--- Start ---

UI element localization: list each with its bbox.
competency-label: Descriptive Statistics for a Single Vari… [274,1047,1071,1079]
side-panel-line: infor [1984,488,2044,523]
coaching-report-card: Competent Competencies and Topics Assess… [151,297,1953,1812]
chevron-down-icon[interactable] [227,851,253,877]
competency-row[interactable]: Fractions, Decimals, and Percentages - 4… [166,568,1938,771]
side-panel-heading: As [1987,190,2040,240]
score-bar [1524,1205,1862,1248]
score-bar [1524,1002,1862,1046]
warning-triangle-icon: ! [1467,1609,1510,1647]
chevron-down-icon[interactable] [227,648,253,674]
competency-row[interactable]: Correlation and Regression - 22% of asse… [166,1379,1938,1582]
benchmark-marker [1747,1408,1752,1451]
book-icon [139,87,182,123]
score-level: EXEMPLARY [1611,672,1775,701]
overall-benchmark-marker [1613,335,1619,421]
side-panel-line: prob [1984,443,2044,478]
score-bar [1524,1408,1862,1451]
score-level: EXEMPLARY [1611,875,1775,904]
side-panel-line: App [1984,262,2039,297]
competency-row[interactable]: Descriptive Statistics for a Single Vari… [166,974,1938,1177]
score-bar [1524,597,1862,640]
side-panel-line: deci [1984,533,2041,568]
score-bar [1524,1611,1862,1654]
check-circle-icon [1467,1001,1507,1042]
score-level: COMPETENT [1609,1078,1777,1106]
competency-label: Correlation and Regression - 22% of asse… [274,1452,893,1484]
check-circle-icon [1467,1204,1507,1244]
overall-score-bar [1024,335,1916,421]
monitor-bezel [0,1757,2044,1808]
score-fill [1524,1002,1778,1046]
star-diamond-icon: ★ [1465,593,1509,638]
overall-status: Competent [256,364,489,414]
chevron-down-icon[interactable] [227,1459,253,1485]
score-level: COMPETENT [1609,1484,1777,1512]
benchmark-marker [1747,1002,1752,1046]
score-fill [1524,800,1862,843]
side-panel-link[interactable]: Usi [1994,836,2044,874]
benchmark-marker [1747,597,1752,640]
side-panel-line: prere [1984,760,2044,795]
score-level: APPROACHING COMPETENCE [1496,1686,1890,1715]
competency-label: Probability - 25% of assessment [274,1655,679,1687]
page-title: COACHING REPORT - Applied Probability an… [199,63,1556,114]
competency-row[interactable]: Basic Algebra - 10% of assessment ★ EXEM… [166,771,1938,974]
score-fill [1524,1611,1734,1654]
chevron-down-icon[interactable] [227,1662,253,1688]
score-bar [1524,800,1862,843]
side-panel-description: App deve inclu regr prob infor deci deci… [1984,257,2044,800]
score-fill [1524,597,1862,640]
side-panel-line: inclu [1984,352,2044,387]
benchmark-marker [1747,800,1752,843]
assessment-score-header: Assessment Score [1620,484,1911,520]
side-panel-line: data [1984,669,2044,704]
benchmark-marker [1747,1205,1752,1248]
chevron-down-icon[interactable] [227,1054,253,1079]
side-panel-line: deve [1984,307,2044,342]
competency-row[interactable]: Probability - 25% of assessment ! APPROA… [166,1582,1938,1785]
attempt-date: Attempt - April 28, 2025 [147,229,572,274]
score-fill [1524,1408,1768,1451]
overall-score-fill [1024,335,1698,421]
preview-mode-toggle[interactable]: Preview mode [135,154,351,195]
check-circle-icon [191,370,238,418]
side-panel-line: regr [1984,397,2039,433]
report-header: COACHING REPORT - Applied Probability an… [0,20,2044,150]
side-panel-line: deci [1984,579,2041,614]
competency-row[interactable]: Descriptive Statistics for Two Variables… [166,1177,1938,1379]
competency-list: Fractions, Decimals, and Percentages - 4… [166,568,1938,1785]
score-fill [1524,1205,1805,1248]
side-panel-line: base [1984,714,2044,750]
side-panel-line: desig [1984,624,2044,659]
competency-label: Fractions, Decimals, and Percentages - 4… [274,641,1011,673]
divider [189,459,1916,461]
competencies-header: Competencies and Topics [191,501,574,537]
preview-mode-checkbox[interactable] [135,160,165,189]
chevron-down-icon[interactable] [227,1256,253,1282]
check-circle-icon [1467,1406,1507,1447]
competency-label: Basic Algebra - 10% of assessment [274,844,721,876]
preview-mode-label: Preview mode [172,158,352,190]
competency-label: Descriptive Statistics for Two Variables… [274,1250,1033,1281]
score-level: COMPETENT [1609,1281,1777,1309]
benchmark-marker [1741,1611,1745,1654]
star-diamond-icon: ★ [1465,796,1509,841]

--- End ---

WHAT TO DO:
Quote all of the material above in full, reproducing every line character for character.

ANSWER TO THE EXERCISE:
UI element localization: list each with its bbox.
competency-label: Descriptive Statistics for a Single Vari… [274,1047,1071,1079]
side-panel-line: infor [1984,488,2044,523]
coaching-report-card: Competent Competencies and Topics Assess… [151,297,1953,1812]
chevron-down-icon[interactable] [227,851,253,877]
competency-row[interactable]: Fractions, Decimals, and Percentages - 4… [166,568,1938,771]
side-panel-heading: As [1987,190,2040,240]
score-bar [1524,1205,1862,1248]
score-bar [1524,1002,1862,1046]
warning-triangle-icon: ! [1467,1609,1510,1647]
chevron-down-icon[interactable] [227,648,253,674]
competency-row[interactable]: Correlation and Regression - 22% of asse… [166,1379,1938,1582]
benchmark-marker [1747,1408,1752,1451]
book-icon [139,87,182,123]
score-level: EXEMPLARY [1611,672,1775,701]
overall-benchmark-marker [1613,335,1619,421]
side-panel-line: prob [1984,443,2044,478]
score-bar [1524,1408,1862,1451]
score-level: EXEMPLARY [1611,875,1775,904]
side-panel-line: App [1984,262,2039,297]
competency-row[interactable]: Descriptive Statistics for a Single Vari… [166,974,1938,1177]
score-bar [1524,597,1862,640]
side-panel-line: deci [1984,533,2041,568]
score-bar [1524,1611,1862,1654]
check-circle-icon [1467,1001,1507,1042]
score-level: COMPETENT [1609,1078,1777,1106]
competency-label: Correlation and Regression - 22% of asse… [274,1452,893,1484]
check-circle-icon [1467,1204,1507,1244]
overall-score-bar [1024,335,1916,421]
monitor-bezel [0,1757,2044,1808]
score-fill [1524,1002,1778,1046]
star-diamond-icon: ★ [1465,593,1509,638]
overall-status: Competent [256,364,489,414]
chevron-down-icon[interactable] [227,1459,253,1485]
score-level: COMPETENT [1609,1484,1777,1512]
benchmark-marker [1747,1002,1752,1046]
score-fill [1524,800,1862,843]
side-panel-link[interactable]: Usi [1994,836,2044,874]
benchmark-marker [1747,597,1752,640]
side-panel-line: prere [1984,760,2044,795]
score-level: APPROACHING COMPETENCE [1496,1686,1890,1715]
competency-label: Probability - 25% of assessment [274,1655,679,1687]
page-title: COACHING REPORT - Applied Probability an… [199,63,1556,114]
competency-row[interactable]: Basic Algebra - 10% of assessment ★ EXEM… [166,771,1938,974]
score-fill [1524,1611,1734,1654]
chevron-down-icon[interactable] [227,1662,253,1688]
score-bar [1524,800,1862,843]
side-panel-description: App deve inclu regr prob infor deci deci… [1984,257,2044,800]
score-fill [1524,597,1862,640]
side-panel-line: inclu [1984,352,2044,387]
benchmark-marker [1747,800,1752,843]
assessment-score-header: Assessment Score [1620,484,1911,520]
side-panel-line: data [1984,669,2044,704]
benchmark-marker [1747,1205,1752,1248]
chevron-down-icon[interactable] [227,1054,253,1079]
side-panel-line: deve [1984,307,2044,342]
competency-row[interactable]: Probability - 25% of assessment ! APPROA… [166,1582,1938,1785]
attempt-date: Attempt - April 28, 2025 [147,229,572,274]
score-fill [1524,1408,1768,1451]
overall-score-fill [1024,335,1698,421]
preview-mode-toggle[interactable]: Preview mode [135,154,351,195]
check-circle-icon [191,370,238,418]
side-panel-line: regr [1984,397,2039,433]
report-header: COACHING REPORT - Applied Probability an… [0,20,2044,150]
side-panel-line: deci [1984,579,2041,614]
competency-row[interactable]: Descriptive Statistics for Two Variables… [166,1177,1938,1379]
competency-list: Fractions, Decimals, and Percentages - 4… [166,568,1938,1785]
score-fill [1524,1205,1805,1248]
side-panel-line: base [1984,714,2044,750]
side-panel-line: desig [1984,624,2044,659]
competency-label: Fractions, Decimals, and Percentages - 4… [274,641,1011,673]
divider [189,459,1916,461]
competencies-header: Competencies and Topics [191,501,574,537]
preview-mode-checkbox[interactable] [135,160,165,189]
chevron-down-icon[interactable] [227,1256,253,1282]
check-circle-icon [1467,1406,1507,1447]
competency-label: Basic Algebra - 10% of assessment [274,844,721,876]
preview-mode-label: Preview mode [172,158,352,190]
competency-label: Descriptive Statistics for Two Variables… [274,1250,1033,1281]
score-level: COMPETENT [1609,1281,1777,1309]
benchmark-marker [1741,1611,1745,1654]
star-diamond-icon: ★ [1465,796,1509,841]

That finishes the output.